* Start DATA FOR THE TASK *

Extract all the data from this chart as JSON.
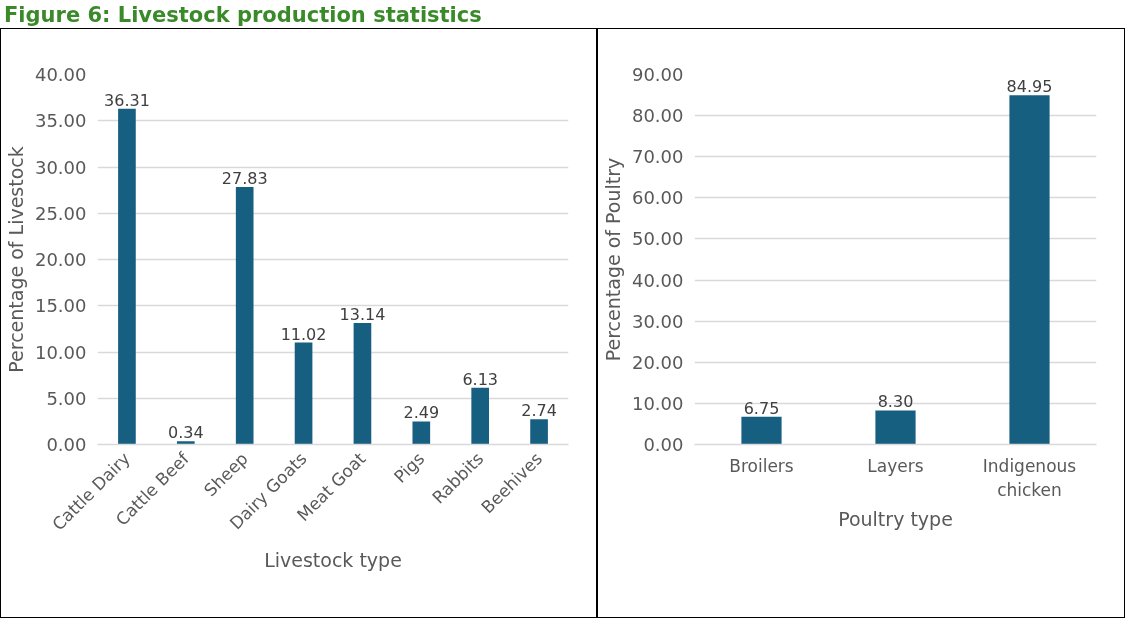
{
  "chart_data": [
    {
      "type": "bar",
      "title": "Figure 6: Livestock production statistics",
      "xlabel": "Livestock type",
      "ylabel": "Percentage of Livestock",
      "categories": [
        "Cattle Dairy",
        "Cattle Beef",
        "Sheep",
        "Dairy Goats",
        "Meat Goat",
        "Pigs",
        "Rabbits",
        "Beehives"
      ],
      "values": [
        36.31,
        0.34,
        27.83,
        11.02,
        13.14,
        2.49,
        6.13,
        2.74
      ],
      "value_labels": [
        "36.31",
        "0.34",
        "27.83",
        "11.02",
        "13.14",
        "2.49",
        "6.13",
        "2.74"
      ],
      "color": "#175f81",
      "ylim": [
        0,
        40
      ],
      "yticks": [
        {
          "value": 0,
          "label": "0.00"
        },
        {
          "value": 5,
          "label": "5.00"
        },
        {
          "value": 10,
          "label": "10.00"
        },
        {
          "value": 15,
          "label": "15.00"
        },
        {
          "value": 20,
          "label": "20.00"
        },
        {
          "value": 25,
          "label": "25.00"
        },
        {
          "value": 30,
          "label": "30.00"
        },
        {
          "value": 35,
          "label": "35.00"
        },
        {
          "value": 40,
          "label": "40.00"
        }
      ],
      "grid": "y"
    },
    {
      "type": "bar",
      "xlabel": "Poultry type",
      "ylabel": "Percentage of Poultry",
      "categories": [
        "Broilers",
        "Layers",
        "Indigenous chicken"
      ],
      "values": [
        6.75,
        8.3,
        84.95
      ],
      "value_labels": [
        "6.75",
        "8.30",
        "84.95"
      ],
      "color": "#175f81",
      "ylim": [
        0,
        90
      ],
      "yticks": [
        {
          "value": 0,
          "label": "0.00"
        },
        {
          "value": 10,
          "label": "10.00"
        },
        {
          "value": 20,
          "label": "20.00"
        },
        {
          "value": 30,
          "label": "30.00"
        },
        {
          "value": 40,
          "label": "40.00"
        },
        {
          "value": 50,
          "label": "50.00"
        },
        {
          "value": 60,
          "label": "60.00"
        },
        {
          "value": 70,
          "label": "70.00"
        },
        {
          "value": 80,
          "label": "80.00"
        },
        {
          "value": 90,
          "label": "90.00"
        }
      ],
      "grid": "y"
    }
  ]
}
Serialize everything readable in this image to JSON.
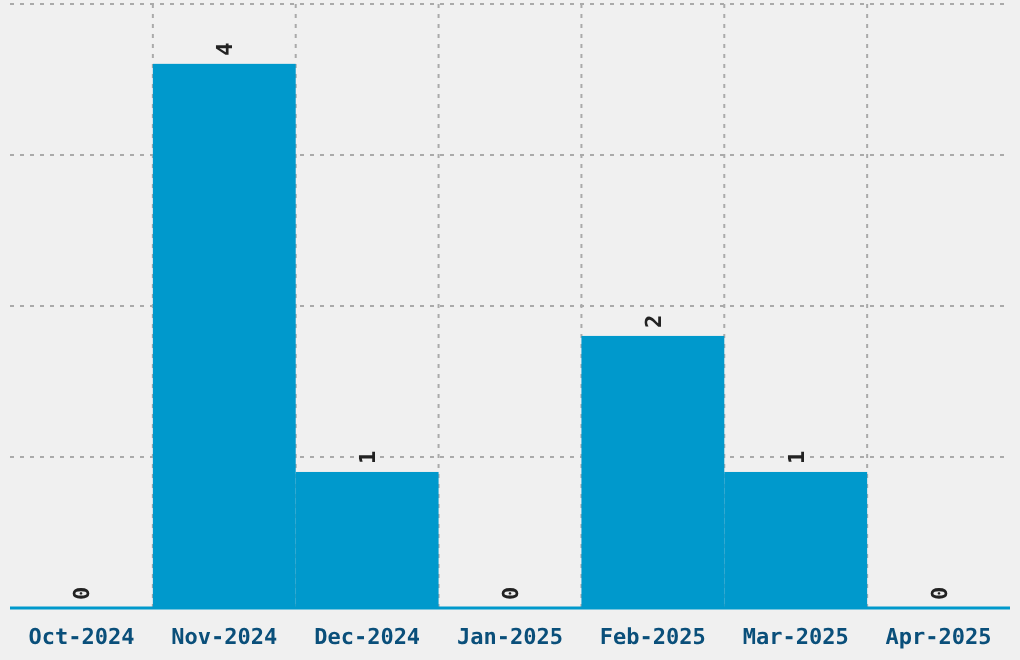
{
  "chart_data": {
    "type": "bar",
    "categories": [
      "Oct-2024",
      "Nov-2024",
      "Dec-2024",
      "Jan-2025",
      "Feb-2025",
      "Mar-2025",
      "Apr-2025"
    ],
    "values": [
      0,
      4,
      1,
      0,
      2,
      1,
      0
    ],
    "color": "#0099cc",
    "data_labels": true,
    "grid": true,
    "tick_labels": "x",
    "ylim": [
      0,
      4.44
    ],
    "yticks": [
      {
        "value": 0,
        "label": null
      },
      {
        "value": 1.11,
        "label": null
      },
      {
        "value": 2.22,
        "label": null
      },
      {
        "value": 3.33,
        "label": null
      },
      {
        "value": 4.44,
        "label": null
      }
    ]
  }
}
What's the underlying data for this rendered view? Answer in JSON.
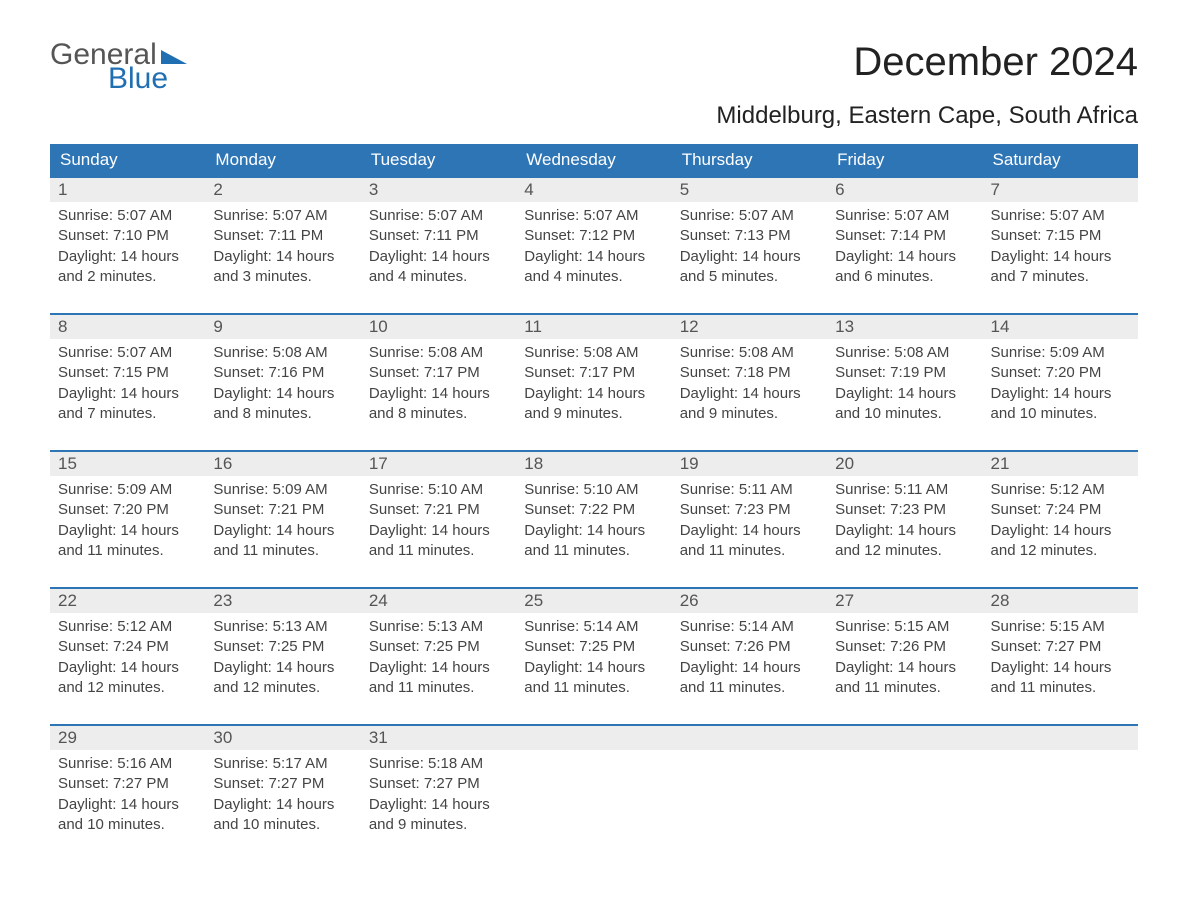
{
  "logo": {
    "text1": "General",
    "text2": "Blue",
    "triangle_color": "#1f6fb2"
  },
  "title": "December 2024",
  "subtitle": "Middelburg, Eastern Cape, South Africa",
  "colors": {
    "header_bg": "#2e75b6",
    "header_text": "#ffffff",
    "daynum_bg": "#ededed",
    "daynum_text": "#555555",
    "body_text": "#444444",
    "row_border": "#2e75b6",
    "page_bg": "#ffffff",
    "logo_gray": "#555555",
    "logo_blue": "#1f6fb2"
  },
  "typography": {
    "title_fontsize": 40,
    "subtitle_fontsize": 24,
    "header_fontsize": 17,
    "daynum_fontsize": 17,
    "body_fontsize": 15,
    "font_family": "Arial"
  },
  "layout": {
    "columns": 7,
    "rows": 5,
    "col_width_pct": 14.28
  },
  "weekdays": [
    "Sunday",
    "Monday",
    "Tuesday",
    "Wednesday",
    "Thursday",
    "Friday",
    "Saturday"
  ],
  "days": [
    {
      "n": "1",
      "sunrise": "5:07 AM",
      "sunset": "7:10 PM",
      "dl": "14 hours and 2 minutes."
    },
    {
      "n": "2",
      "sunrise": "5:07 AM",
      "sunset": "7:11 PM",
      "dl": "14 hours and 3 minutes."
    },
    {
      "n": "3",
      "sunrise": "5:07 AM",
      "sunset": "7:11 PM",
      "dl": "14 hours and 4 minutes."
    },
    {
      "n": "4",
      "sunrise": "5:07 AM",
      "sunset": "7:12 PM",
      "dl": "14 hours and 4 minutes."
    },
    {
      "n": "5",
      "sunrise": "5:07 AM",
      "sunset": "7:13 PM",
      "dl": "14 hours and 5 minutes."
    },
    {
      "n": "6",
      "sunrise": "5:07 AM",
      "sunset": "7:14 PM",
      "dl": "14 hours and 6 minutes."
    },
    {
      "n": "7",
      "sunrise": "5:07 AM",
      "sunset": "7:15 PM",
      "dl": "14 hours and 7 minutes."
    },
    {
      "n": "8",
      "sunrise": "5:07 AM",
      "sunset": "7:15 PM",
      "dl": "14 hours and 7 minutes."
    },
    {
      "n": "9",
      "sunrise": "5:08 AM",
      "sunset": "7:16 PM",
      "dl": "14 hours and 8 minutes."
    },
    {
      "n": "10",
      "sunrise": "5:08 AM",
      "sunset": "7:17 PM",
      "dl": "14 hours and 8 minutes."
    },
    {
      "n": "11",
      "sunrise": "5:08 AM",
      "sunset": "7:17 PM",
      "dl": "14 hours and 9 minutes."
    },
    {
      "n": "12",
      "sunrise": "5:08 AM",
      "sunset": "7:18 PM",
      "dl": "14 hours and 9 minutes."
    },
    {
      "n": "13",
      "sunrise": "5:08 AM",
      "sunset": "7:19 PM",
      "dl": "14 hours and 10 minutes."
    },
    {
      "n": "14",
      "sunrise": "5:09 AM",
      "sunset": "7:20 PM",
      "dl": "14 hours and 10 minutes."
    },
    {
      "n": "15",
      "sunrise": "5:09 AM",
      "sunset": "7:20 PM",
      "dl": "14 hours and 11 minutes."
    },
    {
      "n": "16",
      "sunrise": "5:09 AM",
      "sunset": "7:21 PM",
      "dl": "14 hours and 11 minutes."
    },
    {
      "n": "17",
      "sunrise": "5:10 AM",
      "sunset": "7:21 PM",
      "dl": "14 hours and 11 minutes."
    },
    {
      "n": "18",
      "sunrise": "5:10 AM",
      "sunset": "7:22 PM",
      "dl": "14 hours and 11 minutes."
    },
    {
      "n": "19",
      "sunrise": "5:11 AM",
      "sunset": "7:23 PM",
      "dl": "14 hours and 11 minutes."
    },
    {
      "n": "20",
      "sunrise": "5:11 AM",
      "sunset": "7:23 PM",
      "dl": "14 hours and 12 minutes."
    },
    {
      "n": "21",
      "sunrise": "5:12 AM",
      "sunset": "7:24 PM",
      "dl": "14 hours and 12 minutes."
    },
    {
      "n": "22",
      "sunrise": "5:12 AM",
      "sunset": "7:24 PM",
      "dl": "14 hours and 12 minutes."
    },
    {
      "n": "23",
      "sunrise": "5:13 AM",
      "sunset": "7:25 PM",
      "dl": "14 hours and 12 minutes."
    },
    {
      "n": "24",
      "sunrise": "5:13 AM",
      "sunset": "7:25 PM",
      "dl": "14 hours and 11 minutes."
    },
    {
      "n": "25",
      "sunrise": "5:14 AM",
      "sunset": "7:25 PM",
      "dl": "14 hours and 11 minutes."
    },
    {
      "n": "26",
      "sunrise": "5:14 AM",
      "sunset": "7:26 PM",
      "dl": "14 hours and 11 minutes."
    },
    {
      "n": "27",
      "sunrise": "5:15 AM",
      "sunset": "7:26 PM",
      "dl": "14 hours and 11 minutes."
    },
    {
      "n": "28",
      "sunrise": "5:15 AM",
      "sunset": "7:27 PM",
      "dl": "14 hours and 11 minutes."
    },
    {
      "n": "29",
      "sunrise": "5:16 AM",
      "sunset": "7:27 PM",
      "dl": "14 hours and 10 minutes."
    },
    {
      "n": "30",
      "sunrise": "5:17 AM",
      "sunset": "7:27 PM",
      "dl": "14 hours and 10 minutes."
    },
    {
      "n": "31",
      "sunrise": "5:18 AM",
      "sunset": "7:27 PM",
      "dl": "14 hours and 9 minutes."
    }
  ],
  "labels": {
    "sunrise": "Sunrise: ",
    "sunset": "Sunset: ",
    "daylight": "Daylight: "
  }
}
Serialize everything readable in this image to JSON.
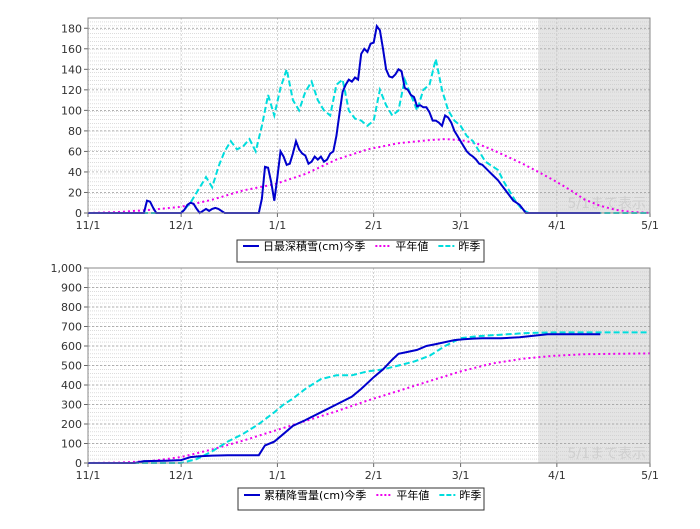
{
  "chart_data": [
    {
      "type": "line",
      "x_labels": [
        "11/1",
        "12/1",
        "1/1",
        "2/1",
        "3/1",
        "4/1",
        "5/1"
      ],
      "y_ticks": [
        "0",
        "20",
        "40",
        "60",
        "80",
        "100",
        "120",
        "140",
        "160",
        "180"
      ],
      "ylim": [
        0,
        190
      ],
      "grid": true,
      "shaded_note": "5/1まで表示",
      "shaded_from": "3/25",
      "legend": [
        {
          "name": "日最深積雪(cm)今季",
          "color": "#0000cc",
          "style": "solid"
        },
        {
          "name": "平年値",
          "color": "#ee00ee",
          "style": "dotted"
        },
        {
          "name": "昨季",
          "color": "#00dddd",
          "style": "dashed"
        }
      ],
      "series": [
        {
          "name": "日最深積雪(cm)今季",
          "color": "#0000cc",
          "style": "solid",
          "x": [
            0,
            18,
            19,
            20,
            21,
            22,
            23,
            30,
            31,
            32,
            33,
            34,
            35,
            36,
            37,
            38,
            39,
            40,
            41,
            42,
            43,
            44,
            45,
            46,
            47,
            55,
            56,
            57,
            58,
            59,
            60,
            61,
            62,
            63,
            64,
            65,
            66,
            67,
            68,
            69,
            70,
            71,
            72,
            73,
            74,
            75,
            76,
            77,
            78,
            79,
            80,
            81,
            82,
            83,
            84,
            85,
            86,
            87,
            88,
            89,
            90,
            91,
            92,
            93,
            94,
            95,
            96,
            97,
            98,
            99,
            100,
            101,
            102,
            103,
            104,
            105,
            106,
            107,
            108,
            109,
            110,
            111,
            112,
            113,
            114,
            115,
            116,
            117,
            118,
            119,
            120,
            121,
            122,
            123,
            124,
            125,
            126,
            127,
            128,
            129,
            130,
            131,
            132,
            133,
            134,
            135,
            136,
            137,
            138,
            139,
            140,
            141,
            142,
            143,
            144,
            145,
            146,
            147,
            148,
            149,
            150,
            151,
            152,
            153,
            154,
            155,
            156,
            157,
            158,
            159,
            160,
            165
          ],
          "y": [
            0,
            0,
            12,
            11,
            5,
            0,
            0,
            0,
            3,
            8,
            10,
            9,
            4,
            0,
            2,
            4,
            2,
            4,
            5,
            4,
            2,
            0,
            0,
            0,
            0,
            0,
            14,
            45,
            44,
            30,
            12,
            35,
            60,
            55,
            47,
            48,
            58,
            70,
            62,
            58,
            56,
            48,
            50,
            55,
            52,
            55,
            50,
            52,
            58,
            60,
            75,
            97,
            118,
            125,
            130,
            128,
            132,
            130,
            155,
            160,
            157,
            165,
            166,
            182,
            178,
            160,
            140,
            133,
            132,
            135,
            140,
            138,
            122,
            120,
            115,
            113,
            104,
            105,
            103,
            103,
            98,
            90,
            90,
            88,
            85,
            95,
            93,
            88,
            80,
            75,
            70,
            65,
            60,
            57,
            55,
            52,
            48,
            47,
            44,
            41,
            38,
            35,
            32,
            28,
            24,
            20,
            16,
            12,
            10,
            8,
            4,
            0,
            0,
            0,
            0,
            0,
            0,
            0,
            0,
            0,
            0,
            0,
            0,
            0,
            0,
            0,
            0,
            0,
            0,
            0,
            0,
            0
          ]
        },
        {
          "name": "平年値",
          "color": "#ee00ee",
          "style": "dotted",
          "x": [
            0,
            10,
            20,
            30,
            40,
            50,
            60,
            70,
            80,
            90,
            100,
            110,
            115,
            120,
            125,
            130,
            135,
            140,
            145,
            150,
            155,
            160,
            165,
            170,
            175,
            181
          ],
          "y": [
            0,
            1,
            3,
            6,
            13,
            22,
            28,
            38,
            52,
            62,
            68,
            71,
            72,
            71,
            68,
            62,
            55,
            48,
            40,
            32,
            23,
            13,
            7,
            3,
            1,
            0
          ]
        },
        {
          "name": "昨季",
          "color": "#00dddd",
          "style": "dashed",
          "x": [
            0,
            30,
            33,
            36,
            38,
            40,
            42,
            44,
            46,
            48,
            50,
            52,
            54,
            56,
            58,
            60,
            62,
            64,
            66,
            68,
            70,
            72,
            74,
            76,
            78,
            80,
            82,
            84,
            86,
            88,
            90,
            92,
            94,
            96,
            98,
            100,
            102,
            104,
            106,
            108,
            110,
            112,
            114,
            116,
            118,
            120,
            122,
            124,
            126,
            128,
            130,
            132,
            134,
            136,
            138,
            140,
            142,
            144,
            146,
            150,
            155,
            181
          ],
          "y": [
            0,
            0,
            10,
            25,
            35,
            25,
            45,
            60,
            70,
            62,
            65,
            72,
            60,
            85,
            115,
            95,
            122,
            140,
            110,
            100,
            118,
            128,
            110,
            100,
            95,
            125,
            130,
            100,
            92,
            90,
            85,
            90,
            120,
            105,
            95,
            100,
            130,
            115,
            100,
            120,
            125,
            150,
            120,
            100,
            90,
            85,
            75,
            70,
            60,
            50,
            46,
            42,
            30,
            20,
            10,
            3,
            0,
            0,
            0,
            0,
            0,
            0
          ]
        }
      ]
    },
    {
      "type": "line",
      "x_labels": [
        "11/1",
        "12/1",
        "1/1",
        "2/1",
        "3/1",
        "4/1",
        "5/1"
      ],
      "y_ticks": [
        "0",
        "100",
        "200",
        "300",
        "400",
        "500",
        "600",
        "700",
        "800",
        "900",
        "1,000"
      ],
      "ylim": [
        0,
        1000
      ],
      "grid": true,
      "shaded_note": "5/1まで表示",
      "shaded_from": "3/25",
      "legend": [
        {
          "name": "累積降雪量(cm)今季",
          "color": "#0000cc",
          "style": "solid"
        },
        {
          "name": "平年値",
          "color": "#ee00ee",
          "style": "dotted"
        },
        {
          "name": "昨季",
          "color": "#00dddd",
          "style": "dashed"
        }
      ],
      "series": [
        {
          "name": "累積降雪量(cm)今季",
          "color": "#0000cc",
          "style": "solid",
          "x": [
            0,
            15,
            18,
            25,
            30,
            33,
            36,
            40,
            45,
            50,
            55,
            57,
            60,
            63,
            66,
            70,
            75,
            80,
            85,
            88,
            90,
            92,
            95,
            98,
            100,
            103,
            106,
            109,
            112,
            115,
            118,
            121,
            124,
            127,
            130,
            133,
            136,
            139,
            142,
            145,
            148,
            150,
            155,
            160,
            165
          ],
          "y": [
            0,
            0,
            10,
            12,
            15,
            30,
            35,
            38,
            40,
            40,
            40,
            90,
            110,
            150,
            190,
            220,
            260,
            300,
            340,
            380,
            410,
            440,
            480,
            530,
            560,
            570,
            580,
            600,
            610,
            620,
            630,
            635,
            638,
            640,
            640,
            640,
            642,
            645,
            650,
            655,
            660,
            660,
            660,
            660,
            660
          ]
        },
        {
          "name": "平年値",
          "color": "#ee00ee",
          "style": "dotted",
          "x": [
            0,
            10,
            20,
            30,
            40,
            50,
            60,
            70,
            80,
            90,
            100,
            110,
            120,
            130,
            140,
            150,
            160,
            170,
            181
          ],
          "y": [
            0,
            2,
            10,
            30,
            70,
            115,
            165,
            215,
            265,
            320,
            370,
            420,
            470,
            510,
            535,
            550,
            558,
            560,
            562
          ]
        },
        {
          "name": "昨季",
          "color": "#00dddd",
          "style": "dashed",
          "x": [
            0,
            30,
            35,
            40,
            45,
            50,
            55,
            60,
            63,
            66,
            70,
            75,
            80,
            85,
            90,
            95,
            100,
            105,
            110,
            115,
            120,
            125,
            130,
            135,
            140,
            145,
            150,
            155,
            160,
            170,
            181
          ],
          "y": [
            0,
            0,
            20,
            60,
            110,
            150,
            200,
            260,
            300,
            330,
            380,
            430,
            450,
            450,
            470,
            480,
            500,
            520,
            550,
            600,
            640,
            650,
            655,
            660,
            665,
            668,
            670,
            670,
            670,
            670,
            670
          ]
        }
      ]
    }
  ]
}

* End DATA FOR THE TASK *

• [YOUR INSTRUCTIONS]: Copy out all lines that carry the word "Poultry".

• [ANSWER TO THIS TASK]:
      "xlabel": "Poultry type",
      "ylabel": "Percentage of Poultry",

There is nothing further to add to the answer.